-- START --

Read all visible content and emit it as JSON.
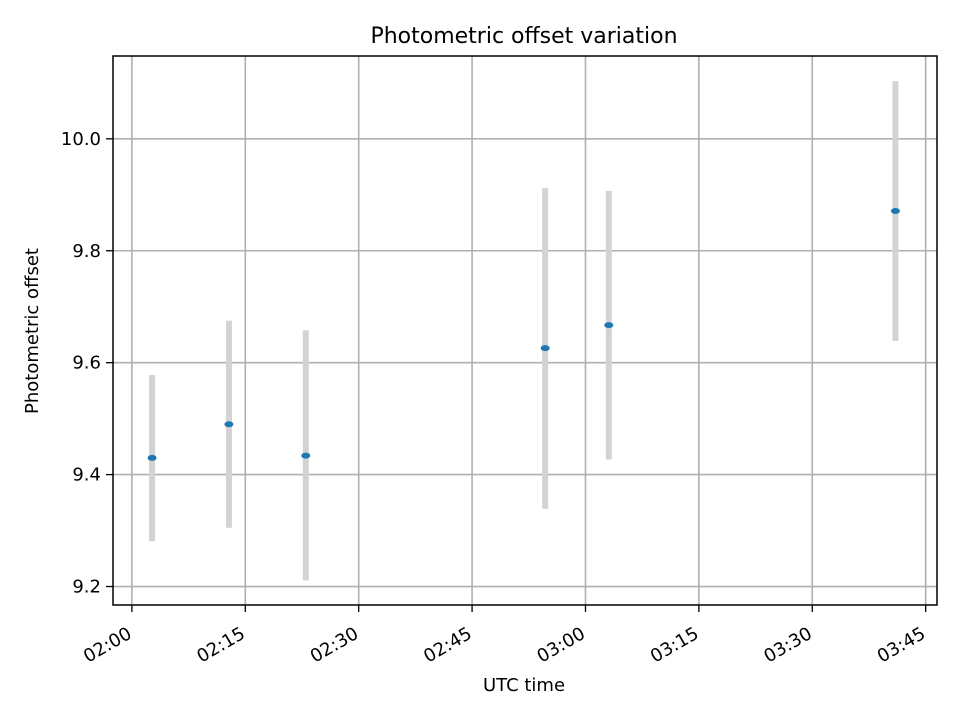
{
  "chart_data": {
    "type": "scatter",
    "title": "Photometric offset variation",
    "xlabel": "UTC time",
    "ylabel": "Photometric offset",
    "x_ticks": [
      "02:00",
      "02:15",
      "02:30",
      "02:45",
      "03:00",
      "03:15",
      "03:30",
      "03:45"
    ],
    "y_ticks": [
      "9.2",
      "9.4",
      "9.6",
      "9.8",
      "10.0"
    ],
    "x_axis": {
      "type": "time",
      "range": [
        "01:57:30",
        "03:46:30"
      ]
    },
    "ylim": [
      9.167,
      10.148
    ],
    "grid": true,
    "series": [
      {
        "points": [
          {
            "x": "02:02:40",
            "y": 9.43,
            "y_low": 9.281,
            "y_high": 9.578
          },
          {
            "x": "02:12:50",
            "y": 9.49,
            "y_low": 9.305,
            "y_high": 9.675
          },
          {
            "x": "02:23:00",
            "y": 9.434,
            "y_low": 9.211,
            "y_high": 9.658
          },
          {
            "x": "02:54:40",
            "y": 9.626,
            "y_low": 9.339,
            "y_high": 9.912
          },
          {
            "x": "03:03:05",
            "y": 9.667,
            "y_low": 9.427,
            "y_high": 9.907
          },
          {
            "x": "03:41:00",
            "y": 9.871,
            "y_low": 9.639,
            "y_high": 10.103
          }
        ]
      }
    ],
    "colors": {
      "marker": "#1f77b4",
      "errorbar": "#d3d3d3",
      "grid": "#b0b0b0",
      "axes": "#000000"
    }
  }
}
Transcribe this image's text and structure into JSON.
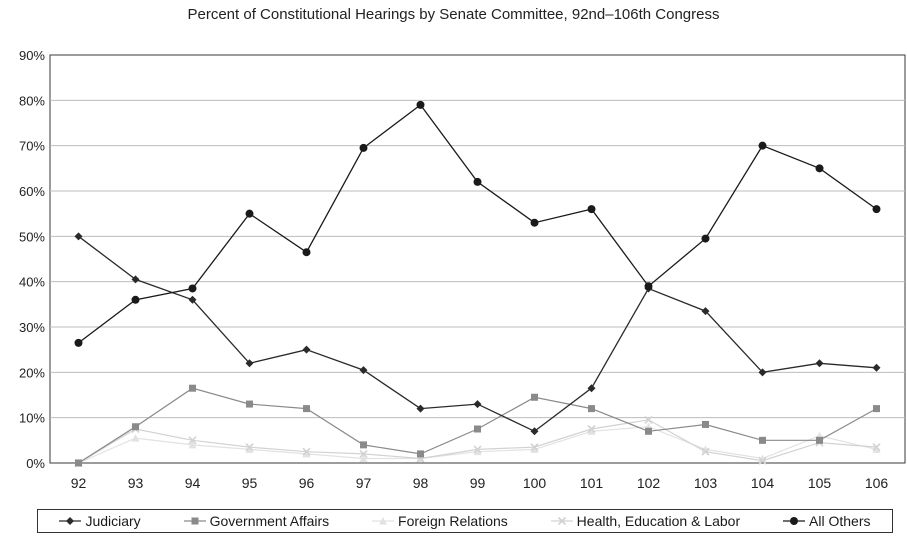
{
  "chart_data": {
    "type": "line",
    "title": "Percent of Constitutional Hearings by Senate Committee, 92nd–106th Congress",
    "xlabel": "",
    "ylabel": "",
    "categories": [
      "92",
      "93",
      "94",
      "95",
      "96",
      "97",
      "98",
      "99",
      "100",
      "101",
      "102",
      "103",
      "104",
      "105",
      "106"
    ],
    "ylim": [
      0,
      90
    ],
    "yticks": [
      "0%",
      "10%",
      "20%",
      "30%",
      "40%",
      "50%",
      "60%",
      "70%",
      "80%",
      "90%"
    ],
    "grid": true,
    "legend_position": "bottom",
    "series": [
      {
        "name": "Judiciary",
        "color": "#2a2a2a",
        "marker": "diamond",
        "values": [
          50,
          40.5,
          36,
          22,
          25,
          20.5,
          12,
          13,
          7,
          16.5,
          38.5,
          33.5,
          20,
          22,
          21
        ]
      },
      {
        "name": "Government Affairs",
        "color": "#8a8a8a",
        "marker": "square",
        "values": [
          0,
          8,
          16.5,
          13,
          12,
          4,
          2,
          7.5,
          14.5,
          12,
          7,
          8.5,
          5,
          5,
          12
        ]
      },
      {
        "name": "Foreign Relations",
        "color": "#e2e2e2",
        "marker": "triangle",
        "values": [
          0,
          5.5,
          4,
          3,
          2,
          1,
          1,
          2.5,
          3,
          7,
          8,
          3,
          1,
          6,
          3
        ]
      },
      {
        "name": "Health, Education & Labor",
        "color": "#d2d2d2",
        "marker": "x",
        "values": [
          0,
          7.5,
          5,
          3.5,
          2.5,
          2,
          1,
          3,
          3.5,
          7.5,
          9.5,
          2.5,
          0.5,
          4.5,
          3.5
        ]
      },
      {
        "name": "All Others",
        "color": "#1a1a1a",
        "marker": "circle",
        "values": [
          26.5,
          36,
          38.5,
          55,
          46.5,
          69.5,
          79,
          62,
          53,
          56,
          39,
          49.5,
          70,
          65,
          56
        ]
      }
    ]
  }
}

-- END --

Transcribe all entries above exactly. Drop the pictures.

● **TASK RESULT**:
Read all visible content and emit it as JSON.
{
  "chart_data": {
    "type": "scatter",
    "title": "Photometric offset variation",
    "xlabel": "UTC time",
    "ylabel": "Photometric offset",
    "x_ticks": [
      "02:00",
      "02:15",
      "02:30",
      "02:45",
      "03:00",
      "03:15",
      "03:30",
      "03:45"
    ],
    "y_ticks": [
      "9.2",
      "9.4",
      "9.6",
      "9.8",
      "10.0"
    ],
    "x_axis": {
      "type": "time",
      "range": [
        "01:57:30",
        "03:46:30"
      ]
    },
    "ylim": [
      9.167,
      10.148
    ],
    "grid": true,
    "series": [
      {
        "points": [
          {
            "x": "02:02:40",
            "y": 9.43,
            "y_low": 9.281,
            "y_high": 9.578
          },
          {
            "x": "02:12:50",
            "y": 9.49,
            "y_low": 9.305,
            "y_high": 9.675
          },
          {
            "x": "02:23:00",
            "y": 9.434,
            "y_low": 9.211,
            "y_high": 9.658
          },
          {
            "x": "02:54:40",
            "y": 9.626,
            "y_low": 9.339,
            "y_high": 9.912
          },
          {
            "x": "03:03:05",
            "y": 9.667,
            "y_low": 9.427,
            "y_high": 9.907
          },
          {
            "x": "03:41:00",
            "y": 9.871,
            "y_low": 9.639,
            "y_high": 10.103
          }
        ]
      }
    ],
    "colors": {
      "marker": "#1f77b4",
      "errorbar": "#d3d3d3",
      "grid": "#b0b0b0",
      "axes": "#000000"
    }
  }
}
Transcribe this image's text and structure into JSON.
{
  "chart_data": {
    "type": "line",
    "title": "Percent of Constitutional Hearings by Senate Committee, 92nd–106th Congress",
    "xlabel": "",
    "ylabel": "",
    "categories": [
      "92",
      "93",
      "94",
      "95",
      "96",
      "97",
      "98",
      "99",
      "100",
      "101",
      "102",
      "103",
      "104",
      "105",
      "106"
    ],
    "ylim": [
      0,
      90
    ],
    "yticks": [
      "0%",
      "10%",
      "20%",
      "30%",
      "40%",
      "50%",
      "60%",
      "70%",
      "80%",
      "90%"
    ],
    "grid": true,
    "legend_position": "bottom",
    "series": [
      {
        "name": "Judiciary",
        "color": "#2a2a2a",
        "marker": "diamond",
        "values": [
          50,
          40.5,
          36,
          22,
          25,
          20.5,
          12,
          13,
          7,
          16.5,
          38.5,
          33.5,
          20,
          22,
          21
        ]
      },
      {
        "name": "Government Affairs",
        "color": "#8a8a8a",
        "marker": "square",
        "values": [
          0,
          8,
          16.5,
          13,
          12,
          4,
          2,
          7.5,
          14.5,
          12,
          7,
          8.5,
          5,
          5,
          12
        ]
      },
      {
        "name": "Foreign Relations",
        "color": "#e2e2e2",
        "marker": "triangle",
        "values": [
          0,
          5.5,
          4,
          3,
          2,
          1,
          1,
          2.5,
          3,
          7,
          8,
          3,
          1,
          6,
          3
        ]
      },
      {
        "name": "Health, Education & Labor",
        "color": "#d2d2d2",
        "marker": "x",
        "values": [
          0,
          7.5,
          5,
          3.5,
          2.5,
          2,
          1,
          3,
          3.5,
          7.5,
          9.5,
          2.5,
          0.5,
          4.5,
          3.5
        ]
      },
      {
        "name": "All Others",
        "color": "#1a1a1a",
        "marker": "circle",
        "values": [
          26.5,
          36,
          38.5,
          55,
          46.5,
          69.5,
          79,
          62,
          53,
          56,
          39,
          49.5,
          70,
          65,
          56
        ]
      }
    ]
  }
}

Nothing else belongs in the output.